Data records:
○ ○ ○ ○ ○ ○ ○
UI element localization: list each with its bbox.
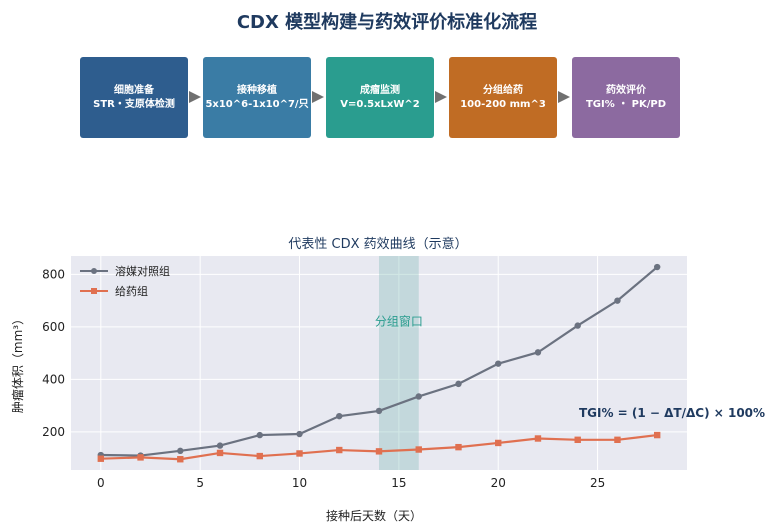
plot-area bbox=[71, 256, 687, 470]
data-point bbox=[455, 380, 462, 388]
step-detail: 100-200 mm^3 bbox=[460, 98, 546, 110]
y-axis-label: 肿瘤体积（mm³） bbox=[10, 313, 25, 413]
data-point bbox=[455, 443, 462, 451]
step-title: 成瘤监测 bbox=[360, 84, 400, 96]
y-tick-label: 400 bbox=[42, 372, 65, 386]
arrow-icon bbox=[435, 91, 447, 103]
data-point bbox=[256, 452, 263, 460]
data-point bbox=[653, 263, 661, 271]
grouping-window-label: 分组窗口 bbox=[375, 315, 423, 329]
data-point bbox=[534, 435, 542, 442]
data-point bbox=[216, 442, 224, 449]
x-axis-label: 接种后天数（天） bbox=[326, 508, 422, 523]
data-point bbox=[97, 455, 105, 462]
step-title: 细胞准备 bbox=[114, 84, 154, 96]
step-cell-prep: 细胞准备 STR・支原体检测 bbox=[80, 57, 188, 138]
data-point bbox=[574, 436, 581, 444]
data-point bbox=[574, 322, 581, 329]
workflow-diagram: 细胞准备 STR・支原体检测 接种移植 5x10^6-1x10^7/只 成瘤监测… bbox=[0, 0, 774, 150]
x-tick-label: 20 bbox=[491, 476, 506, 490]
data-point bbox=[216, 449, 224, 457]
data-point bbox=[177, 456, 184, 463]
y-tick-label: 600 bbox=[42, 320, 65, 334]
step-grouping-dosing: 分组给药 100-200 mm^3 bbox=[449, 57, 557, 138]
step-detail: 5x10^6-1x10^7/只 bbox=[205, 98, 309, 110]
data-point bbox=[296, 430, 303, 438]
data-point bbox=[614, 297, 621, 304]
data-point bbox=[653, 431, 661, 439]
arrow-icon bbox=[558, 91, 570, 103]
data-point bbox=[336, 446, 343, 454]
data-point bbox=[336, 412, 343, 420]
page-title: CDX 模型构建与药效评价标准化流程 bbox=[236, 12, 538, 33]
arrow-icon bbox=[312, 91, 324, 103]
step-title: 接种移植 bbox=[237, 84, 277, 96]
data-point bbox=[415, 446, 422, 453]
step-title: 药效评价 bbox=[606, 84, 646, 96]
data-point bbox=[375, 448, 383, 455]
data-point bbox=[296, 450, 303, 457]
step-tumor-monitoring: 成瘤监测 V=0.5xLxW^2 bbox=[326, 57, 434, 138]
data-point bbox=[177, 447, 184, 455]
step-detail: STR・支原体检测 bbox=[93, 98, 175, 110]
legend-marker-treated bbox=[91, 288, 97, 294]
data-point bbox=[415, 393, 422, 400]
x-tick-label: 0 bbox=[97, 476, 105, 490]
step-detail: V=0.5xLxW^2 bbox=[340, 98, 420, 110]
y-tick-label: 200 bbox=[42, 425, 65, 439]
legend-label-treated: 给药组 bbox=[115, 284, 148, 298]
data-point bbox=[375, 407, 383, 415]
x-tick-label: 25 bbox=[590, 476, 605, 490]
y-tick-label: 800 bbox=[42, 267, 65, 281]
step-title: 分组给药 bbox=[483, 84, 523, 96]
data-point bbox=[614, 436, 621, 444]
step-inoculation: 接种移植 5x10^6-1x10^7/只 bbox=[203, 57, 311, 138]
step-efficacy-eval: 药效评价 TGI% ・ PK/PD bbox=[572, 57, 680, 138]
x-tick-label: 15 bbox=[391, 476, 406, 490]
x-tick-label: 10 bbox=[292, 476, 307, 490]
step-detail: TGI% ・ PK/PD bbox=[585, 98, 667, 110]
data-point bbox=[256, 431, 263, 439]
arrow-icon bbox=[189, 91, 201, 103]
grouping-window-band bbox=[379, 256, 419, 470]
chart-title: 代表性 CDX 药效曲线（示意） bbox=[288, 236, 467, 252]
x-tick-label: 5 bbox=[196, 476, 204, 490]
tgi-formula-annotation: TGI% = (1 − ΔT/ΔC) × 100% bbox=[579, 406, 765, 420]
legend-label-control: 溶媒对照组 bbox=[115, 264, 170, 278]
legend-marker-control bbox=[91, 268, 97, 274]
data-point bbox=[495, 360, 502, 367]
legend: 溶媒对照组 给药组 bbox=[80, 264, 170, 298]
data-point bbox=[137, 454, 144, 461]
data-point bbox=[534, 349, 542, 356]
data-point bbox=[495, 439, 502, 447]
○ ○ ○ ○ ○ ○ ○
- Problem -
Reproduce these records exactly, but not the pictures.

- Reply to the task -
UI element localization: list each with its bbox.
plot-area bbox=[71, 256, 687, 470]
data-point bbox=[455, 380, 462, 388]
step-detail: 100-200 mm^3 bbox=[460, 98, 546, 110]
y-axis-label: 肿瘤体积（mm³） bbox=[10, 313, 25, 413]
data-point bbox=[455, 443, 462, 451]
step-title: 成瘤监测 bbox=[360, 84, 400, 96]
y-tick-label: 400 bbox=[42, 372, 65, 386]
arrow-icon bbox=[435, 91, 447, 103]
data-point bbox=[256, 452, 263, 460]
data-point bbox=[653, 263, 661, 271]
grouping-window-label: 分组窗口 bbox=[375, 315, 423, 329]
data-point bbox=[534, 435, 542, 442]
data-point bbox=[216, 442, 224, 449]
x-axis-label: 接种后天数（天） bbox=[326, 508, 422, 523]
data-point bbox=[97, 455, 105, 462]
step-title: 细胞准备 bbox=[114, 84, 154, 96]
step-cell-prep: 细胞准备 STR・支原体检测 bbox=[80, 57, 188, 138]
data-point bbox=[574, 436, 581, 444]
data-point bbox=[574, 322, 581, 329]
workflow-diagram: 细胞准备 STR・支原体检测 接种移植 5x10^6-1x10^7/只 成瘤监测… bbox=[0, 0, 774, 150]
x-tick-label: 20 bbox=[491, 476, 506, 490]
data-point bbox=[216, 449, 224, 457]
data-point bbox=[177, 456, 184, 463]
y-tick-label: 600 bbox=[42, 320, 65, 334]
step-grouping-dosing: 分组给药 100-200 mm^3 bbox=[449, 57, 557, 138]
step-detail: 5x10^6-1x10^7/只 bbox=[205, 98, 309, 110]
data-point bbox=[296, 430, 303, 438]
data-point bbox=[614, 297, 621, 304]
data-point bbox=[653, 431, 661, 439]
arrow-icon bbox=[558, 91, 570, 103]
data-point bbox=[336, 446, 343, 454]
data-point bbox=[336, 412, 343, 420]
page-title: CDX 模型构建与药效评价标准化流程 bbox=[236, 12, 538, 33]
arrow-icon bbox=[312, 91, 324, 103]
step-title: 接种移植 bbox=[237, 84, 277, 96]
data-point bbox=[415, 446, 422, 453]
step-title: 药效评价 bbox=[606, 84, 646, 96]
data-point bbox=[375, 448, 383, 455]
data-point bbox=[296, 450, 303, 457]
step-tumor-monitoring: 成瘤监测 V=0.5xLxW^2 bbox=[326, 57, 434, 138]
data-point bbox=[177, 447, 184, 455]
step-detail: STR・支原体检测 bbox=[93, 98, 175, 110]
legend-marker-treated bbox=[91, 288, 97, 294]
data-point bbox=[415, 393, 422, 400]
x-tick-label: 0 bbox=[97, 476, 105, 490]
step-detail: V=0.5xLxW^2 bbox=[340, 98, 420, 110]
y-tick-label: 200 bbox=[42, 425, 65, 439]
legend-label-treated: 给药组 bbox=[115, 284, 148, 298]
data-point bbox=[375, 407, 383, 415]
x-tick-label: 25 bbox=[590, 476, 605, 490]
y-tick-label: 800 bbox=[42, 267, 65, 281]
step-title: 分组给药 bbox=[483, 84, 523, 96]
data-point bbox=[614, 436, 621, 444]
step-inoculation: 接种移植 5x10^6-1x10^7/只 bbox=[203, 57, 311, 138]
step-efficacy-eval: 药效评价 TGI% ・ PK/PD bbox=[572, 57, 680, 138]
x-tick-label: 15 bbox=[391, 476, 406, 490]
x-tick-label: 10 bbox=[292, 476, 307, 490]
step-detail: TGI% ・ PK/PD bbox=[585, 98, 667, 110]
data-point bbox=[256, 431, 263, 439]
arrow-icon bbox=[189, 91, 201, 103]
grouping-window-band bbox=[379, 256, 419, 470]
chart-title: 代表性 CDX 药效曲线（示意） bbox=[288, 236, 467, 252]
x-tick-label: 5 bbox=[196, 476, 204, 490]
tgi-formula-annotation: TGI% = (1 − ΔT/ΔC) × 100% bbox=[579, 406, 765, 420]
legend-label-control: 溶媒对照组 bbox=[115, 264, 170, 278]
legend-marker-control bbox=[91, 268, 97, 274]
data-point bbox=[495, 360, 502, 367]
legend: 溶媒对照组 给药组 bbox=[80, 264, 170, 298]
data-point bbox=[137, 454, 144, 461]
data-point bbox=[534, 349, 542, 356]
data-point bbox=[495, 439, 502, 447]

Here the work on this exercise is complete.